文档片段:
____________

我们以前学MapReduce的时数据的排序都需要我们手动写MapReduce程序来完成，现在有了Hive，我们只需要一条order by语句便可以搞定，假如我们想让teacher表中的数据降序排列，我们可以使用语句select * from teacher order by desc;我们并没有写任何MapReduce语句，接下来我们执行这条语句，信息如下，可以发现它会自动启用MapReduce来帮我们完成排序功能，真的是省去了我们很多麻烦。但是这也有个问题就是延迟性比较高，因为它要启动MapReduce，小弟要领取jar包领取任务，有可能还要执行多个MapReducer，因此延迟性便会比较多。

hive> select * from teacher order by id desc;
Total jobs = 1
Launching Job 1 out of 1
Number of reduce tasks determined at compile time: 1
In order to change the average load for a reducer (in bytes):
set hive.exec.reducers.bytes.per.reducer=<number>
In order to limit the maximum number of reducers:
set hive.exec.reducers.max=<number>
In order to set a constant number of reducers:
set mapreduce.job.reduces=<number>
Starting Job = job_1478323409873_0002, Tracking URL = http://itcast03:8088/proxy/application_1478323409873_0002/
Kill Command = /itcast/hadoop-2.2.0/bin/hadoop job -kill job_1478323409873_0002
Hadoop job information for Stage-1: number of mappers: 1; number of reducers: 1
2016-11-05 20:52:32,598 Stage-1 map = 0%, reduce = 0%
2016-11-05 20:52:40,933 Stage-1 map = 100%, reduce = 0%, Cumulative CPU 1.4 sec
2016-11-05 20:52:47,147 Stage-1 map = 100%, reduce = 100%, Cumulative CPU 2.43 sec
MapReduce Total cumulative CPU time: 2 seconds 430 msec
Ended Job = job_1478323409873_0002
MapReduce Jobs Launched:
Job 0: Map: 1 Reduce: 1   Cumulative CPU: 2.43 sec   HDFS Read: 252 HDFS Write: 48 SUCCESS
Total MapReduce CPU Time Spent: 2 seconds 430 msec
OK
4       邓老师
3       刘老师
2       王老师
1       赵老师
Time taken: 25.794 seconds, Fetched: 4 row(s)

____________

源数据:
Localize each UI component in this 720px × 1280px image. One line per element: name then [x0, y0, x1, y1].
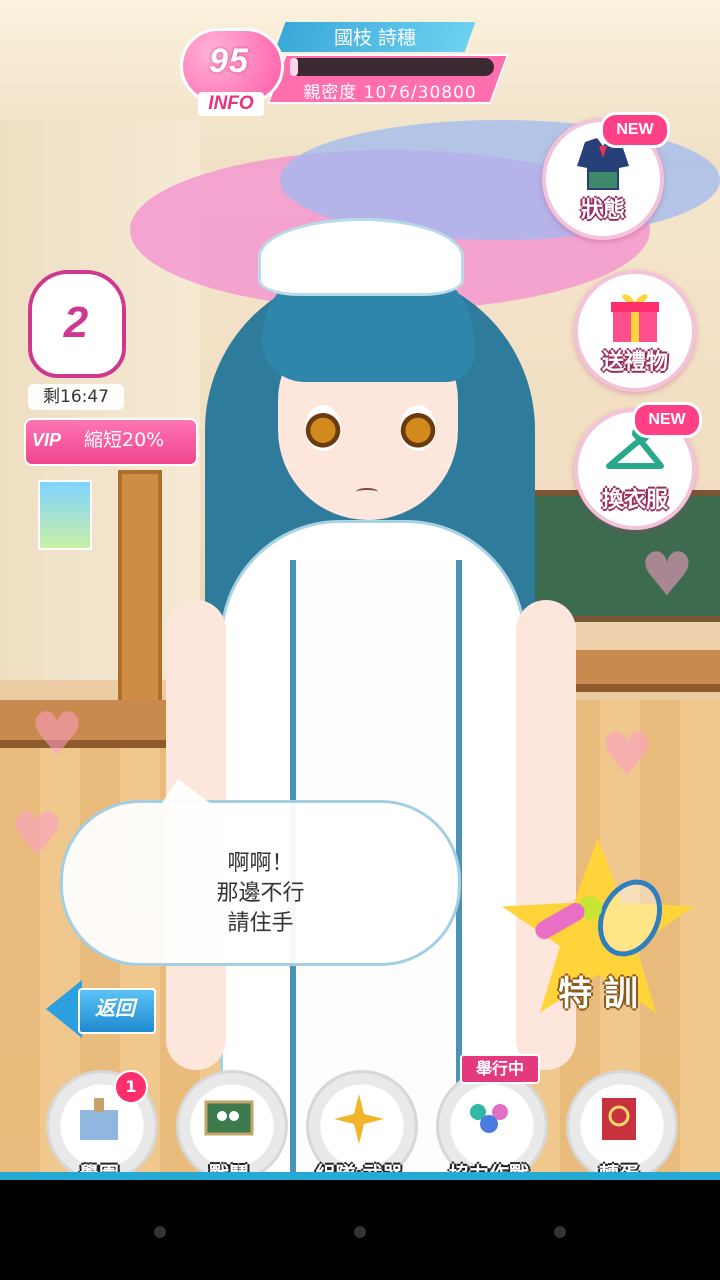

____________

从结尾处接着往下写那段讲Hive用order by排序的文字。 上面的素材与讲Hive排序的那段文字各自独立。

hive>

下面我们来说一下数据库的问题，我们在上面Hive架构图的时候提到了metadata元数据库，它里面有表的名字，表的列和分区及其属性，表的属性（是否为外部表等），表的数据所在目录等。Hive默认使用的元数据库是derby数据库，但是这个数据库有它致命的缺陷，那就是它仅支持单连接，这在公司的开发中简直就是恶梦。我下面为大家证明一下derby数据库仅支持单连接。

我们先hive的bin目录下启动hive并且建一个数据库itcast，如下所示。

启动hive

[root@itcast01 bin]# ./hive
16/11/05 21:25:38 INFO Configuration.deprecation: mapred.reduce.tasks is deprecated. Instead, use mapreduce.job.reduces
16/11/05 21:25:38 INFO Configuration.deprecation: mapred.min.split.size is deprecated. Instead, use mapreduce.input.fileinputformat.split.minsize
16/11/05 21:25:38 INFO Configuration.deprecation: mapred.reduce.tasks.speculative.execution is deprecated. Instead, use mapreduce.reduce.speculative
16/11/05 21:25:38 INFO Configuration.deprecation: mapred.min.split.size.per.node is deprecated. Instead, use mapreduce.input.fileinputformat.split.minsize.per.node
16/11/05 21:25:38 INFO Configuration.deprecation: mapred.input.dir.recursive is deprecated. Instead, use mapreduce.input.fileinputformat.input.dir.recursive
16/11/05 21:25:38 INFO Configuration.deprecation: mapred.min.split.size.per.rack is deprecated. Instead, use mapreduce.input.fileinputformat.split.minsize.per.rack
16/11/05 21:25:38 INFO Configuration.deprecation: mapred.max.split.size is deprecated. Instead, use mapreduce.input.fileinputformat.split.maxsize
16/11/05 21:25:38 INFO Configuration.deprecation: mapred.committer.job.setup.cleanup.needed is deprecated. Instead, use mapreduce.job.committer.setup.cleanup.needed

Logging initialized using configuration in jar:file:/itcast/apache-hive-0.13.0-bin/lib/hive-common-0.13.0.jar!/hive-log4j.properties

创建itcast数据库
hive> create database itcast;
OK
Time taken: 0.579 seconds

查看当前所有的数据库
hive> show databases;
OK
default
itcast
Time taken: 0.08 seconds, Fetched: 2 row(s)

查看当前所有的表（默认是在default数据库下）
hive> show tables;
OK
student
teacher
Time taken: 0.037 seconds, Fetched: 2 row(s)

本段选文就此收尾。